For vaccine-hesitant rightwing people—who constitute a substantial proportion of the anti-vax movement, though by no means the whole thing—the need for booster shots has been met with considerable opprobrium and even suggestions that this means the vaccines don’t work. Former President Trump called booster shots a “crazy” idea.
“The whole thing is just crazy,” he said in a recent interview on Fox News. “It doesn’t—you wouldn’t think you would need a booster.”
These comments will undoubtedly contribute to vaccine hesitancy and undermine confidence in booster shots; as such, this sort of talk is deeply irresponsible. It’s as if the former president doesn’t know any better, or just can’t help himself.
So what’s The New York Times‘ excuse?
Astonishingly, the paper of record has opted to give support to this Trumpian denial of vaccine efficacy. A recent news story by Times reporter Apoorva Mandavilli—whose articles on the pandemic have constituted some of the most fear-driven and pro-restriction writing appearing anywhere in the mainstream media—cast doubt on the need for boosters and suggested that people could “easily” obtain the same level of protection by wearing a mask instead.

PROVIDED DATA -
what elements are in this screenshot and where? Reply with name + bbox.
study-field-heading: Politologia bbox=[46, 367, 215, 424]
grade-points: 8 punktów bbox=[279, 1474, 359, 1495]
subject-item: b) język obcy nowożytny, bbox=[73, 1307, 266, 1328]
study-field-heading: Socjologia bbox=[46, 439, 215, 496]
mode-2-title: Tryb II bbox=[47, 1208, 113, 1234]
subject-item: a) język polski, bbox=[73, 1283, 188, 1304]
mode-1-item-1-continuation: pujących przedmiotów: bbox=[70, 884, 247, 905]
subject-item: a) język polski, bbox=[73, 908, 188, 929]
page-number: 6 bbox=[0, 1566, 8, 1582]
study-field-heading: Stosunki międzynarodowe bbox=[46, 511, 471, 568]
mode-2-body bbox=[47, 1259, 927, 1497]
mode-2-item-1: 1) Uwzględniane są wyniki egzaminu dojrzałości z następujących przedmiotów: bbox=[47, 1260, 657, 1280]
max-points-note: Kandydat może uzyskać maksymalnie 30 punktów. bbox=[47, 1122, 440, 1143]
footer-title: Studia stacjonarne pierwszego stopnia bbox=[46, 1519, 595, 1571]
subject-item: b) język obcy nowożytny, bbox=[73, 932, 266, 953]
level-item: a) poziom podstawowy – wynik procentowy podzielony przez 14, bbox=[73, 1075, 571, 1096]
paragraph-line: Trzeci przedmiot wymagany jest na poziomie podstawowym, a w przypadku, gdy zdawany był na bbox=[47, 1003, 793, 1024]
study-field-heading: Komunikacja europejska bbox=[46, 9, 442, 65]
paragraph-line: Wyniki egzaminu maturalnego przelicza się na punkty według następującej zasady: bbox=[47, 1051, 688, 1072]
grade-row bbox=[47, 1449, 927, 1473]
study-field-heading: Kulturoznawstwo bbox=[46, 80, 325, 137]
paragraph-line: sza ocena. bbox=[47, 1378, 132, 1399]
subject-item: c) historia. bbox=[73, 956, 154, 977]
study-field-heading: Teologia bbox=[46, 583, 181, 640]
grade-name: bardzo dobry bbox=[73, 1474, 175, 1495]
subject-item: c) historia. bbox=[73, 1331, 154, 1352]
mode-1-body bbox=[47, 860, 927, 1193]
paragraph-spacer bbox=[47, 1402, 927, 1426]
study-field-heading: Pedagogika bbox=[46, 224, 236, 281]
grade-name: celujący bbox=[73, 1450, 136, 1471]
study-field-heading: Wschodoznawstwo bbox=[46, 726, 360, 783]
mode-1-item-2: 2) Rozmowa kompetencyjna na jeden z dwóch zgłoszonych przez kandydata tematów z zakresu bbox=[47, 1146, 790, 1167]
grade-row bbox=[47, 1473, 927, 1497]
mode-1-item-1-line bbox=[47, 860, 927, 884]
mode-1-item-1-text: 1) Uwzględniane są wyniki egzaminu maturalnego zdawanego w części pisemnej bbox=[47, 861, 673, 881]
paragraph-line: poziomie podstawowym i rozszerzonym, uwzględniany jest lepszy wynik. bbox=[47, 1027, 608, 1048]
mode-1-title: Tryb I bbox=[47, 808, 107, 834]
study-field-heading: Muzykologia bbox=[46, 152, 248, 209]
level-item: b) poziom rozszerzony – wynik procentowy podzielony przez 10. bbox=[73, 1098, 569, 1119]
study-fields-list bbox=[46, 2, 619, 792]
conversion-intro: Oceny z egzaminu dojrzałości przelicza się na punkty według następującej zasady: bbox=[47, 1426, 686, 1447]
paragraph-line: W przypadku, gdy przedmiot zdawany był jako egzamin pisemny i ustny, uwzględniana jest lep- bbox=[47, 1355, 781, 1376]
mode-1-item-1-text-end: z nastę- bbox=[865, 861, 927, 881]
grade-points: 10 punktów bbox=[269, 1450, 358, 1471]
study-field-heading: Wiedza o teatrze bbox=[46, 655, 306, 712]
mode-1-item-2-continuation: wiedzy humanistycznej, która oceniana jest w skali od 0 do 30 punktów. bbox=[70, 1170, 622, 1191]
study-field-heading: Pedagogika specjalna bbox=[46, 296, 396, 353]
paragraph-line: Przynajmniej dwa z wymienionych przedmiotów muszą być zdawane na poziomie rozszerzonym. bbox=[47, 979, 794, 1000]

YOUR TASK -
Please proceed with the text on booster shots, picking up right after its last sentence. The entries have nothing to do with what comes next.

ANSWER TO THIS PROBLEM -
Mandavilli quotes Boston University epidemiologist Ellie Murray in opposition to booster shots for the general population:
Dr. Murray said boosters would undoubtedly boost immunity in an individual, but the benefit may be minimal — and obtained just as easily by wearing a mask, or avoiding indoor dining and crowded bars.
The administration’s emphasis on vaccines has undermined the importance of building other precautions into people’s lives in ways that are comfortable and sustainable, and on building capacity for testing, she and other experts said.
“This is part of why I think the administration’s focus on vaccines is so damaging to morale,” she added. “We probably won’t be going back to normal anytime soon.”
Note the agenda here: The “experts”—i.e., overly cautious epidemiologists picked by The New York Times to give weight to Team Blue’s quixotic COVID-19 mitigation preferences—think the focus on vaccines is damaging because it comes at the expense of a pro-lockdown, pro-masking, pro-social-distancing strategy. Vaccination, broadly speaking, lets most people live their lives like normal again; this is somehow viewed as a bad thing.
These policy preferences are completely contrary to the reality of the human social experience. The health benefit of a booster shot is not “obtained just as easily by wearing a mask or avoiding indoor dining or crowded bars,” because wearing masks and eschewing conversation with other people is much more taxing than getting a shot. Many normal people actually like talking to people in bars and seeing human faces, so forgoing this indefinitely is not a trivial matter. (Note that the Times recently ran an op-ed piece titled: “Actually, Wearing a Mask Can Help Your Children Learn.”)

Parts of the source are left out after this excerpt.